Information shown Block Start

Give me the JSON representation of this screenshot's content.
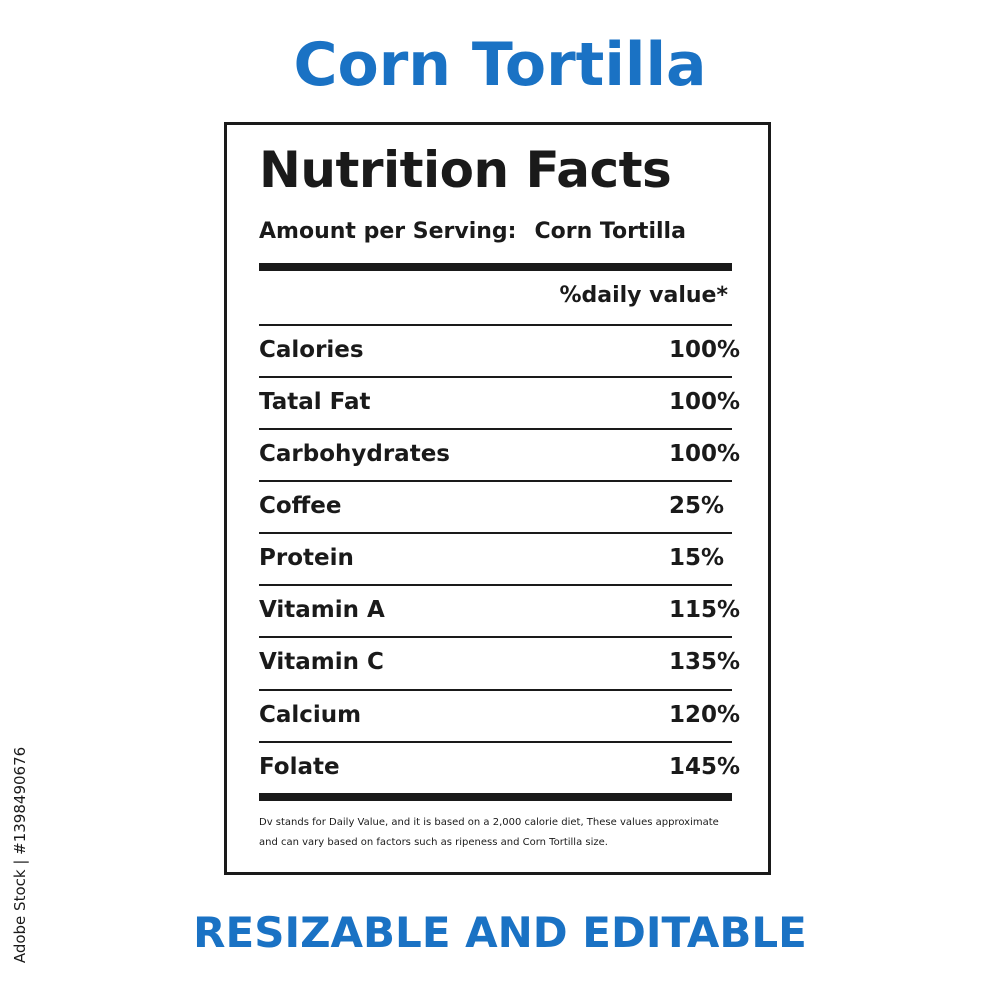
{
  "heading": "Corn Tortilla",
  "label": {
    "title": "Nutrition Facts",
    "serving_label": "Amount per Serving:",
    "serving_value": "Corn Tortilla",
    "dv_header": "%daily value*",
    "rows": [
      {
        "name": "Calories",
        "value": "100%"
      },
      {
        "name": "Tatal Fat",
        "value": "100%"
      },
      {
        "name": "Carbohydrates",
        "value": "100%"
      },
      {
        "name": "Coffee",
        "value": "25%"
      },
      {
        "name": "Protein",
        "value": "15%"
      },
      {
        "name": "Vitamin A",
        "value": "115%"
      },
      {
        "name": "Vitamin C",
        "value": "135%"
      },
      {
        "name": "Calcium",
        "value": "120%"
      },
      {
        "name": "Folate",
        "value": "145%"
      }
    ],
    "footnote_line1": "Dv stands for Daily Value, and it is based on a 2,000 calorie diet, These values approximate",
    "footnote_line2": "and can vary based on factors such as ripeness and Corn Tortilla size."
  },
  "banner": "RESIZABLE AND EDITABLE",
  "side_id": "Adobe Stock | #1398490676",
  "colors": {
    "accent": "#1a72c4",
    "text": "#1a1a1a"
  }
}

Information shown Block End

**Exercise directions:**
Lines that contain "name" should be pulled from the entries above and reported.

**Answer box:**
        "name": "Calories",
        "name": "Tatal Fat",
        "name": "Carbohydrates",
        "name": "Coffee",
        "name": "Protein",
        "name": "Vitamin A",
        "name": "Vitamin C",
        "name": "Calcium",
        "name": "Folate",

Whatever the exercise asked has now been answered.